== Records for this exercise

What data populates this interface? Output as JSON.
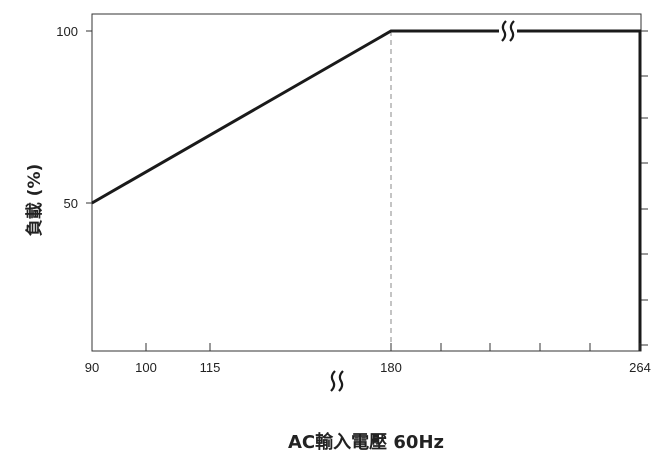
{
  "chart_data": {
    "type": "line",
    "xlabel": "AC輸入電壓 60Hz",
    "ylabel": "負載 (%)",
    "x_ticks": [
      {
        "value": 90,
        "label": "90"
      },
      {
        "value": 100,
        "label": "100"
      },
      {
        "value": 115,
        "label": "115"
      },
      {
        "value": 180,
        "label": "180"
      },
      {
        "value": 264,
        "label": "264"
      }
    ],
    "y_ticks": [
      {
        "value": 50,
        "label": "50"
      },
      {
        "value": 100,
        "label": "100"
      }
    ],
    "series": [
      {
        "points": [
          {
            "x": 90,
            "y": 50
          },
          {
            "x": 180,
            "y": 100
          },
          {
            "x": 264,
            "y": 100
          },
          {
            "x": 264,
            "y": 0
          }
        ]
      }
    ],
    "reference_line": {
      "x": 180,
      "style": "dashed"
    },
    "axis_breaks": [
      "x-axis between 115 and 180",
      "top line between 180 and 264"
    ],
    "ylim": [
      0,
      105
    ],
    "grid": false,
    "colors": {
      "line": "#1a1a1a",
      "axis": "#333333",
      "dashed": "#888888"
    }
  }
}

====

◆ Work to be completed ◆
Pictures are excluded; copy every other part of the records exactly.

◆ Written solution ◆
What data populates this interface? Output as JSON.
{
  "chart_data": {
    "type": "line",
    "xlabel": "AC輸入電壓 60Hz",
    "ylabel": "負載 (%)",
    "x_ticks": [
      {
        "value": 90,
        "label": "90"
      },
      {
        "value": 100,
        "label": "100"
      },
      {
        "value": 115,
        "label": "115"
      },
      {
        "value": 180,
        "label": "180"
      },
      {
        "value": 264,
        "label": "264"
      }
    ],
    "y_ticks": [
      {
        "value": 50,
        "label": "50"
      },
      {
        "value": 100,
        "label": "100"
      }
    ],
    "series": [
      {
        "points": [
          {
            "x": 90,
            "y": 50
          },
          {
            "x": 180,
            "y": 100
          },
          {
            "x": 264,
            "y": 100
          },
          {
            "x": 264,
            "y": 0
          }
        ]
      }
    ],
    "reference_line": {
      "x": 180,
      "style": "dashed"
    },
    "axis_breaks": [
      "x-axis between 115 and 180",
      "top line between 180 and 264"
    ],
    "ylim": [
      0,
      105
    ],
    "grid": false,
    "colors": {
      "line": "#1a1a1a",
      "axis": "#333333",
      "dashed": "#888888"
    }
  }
}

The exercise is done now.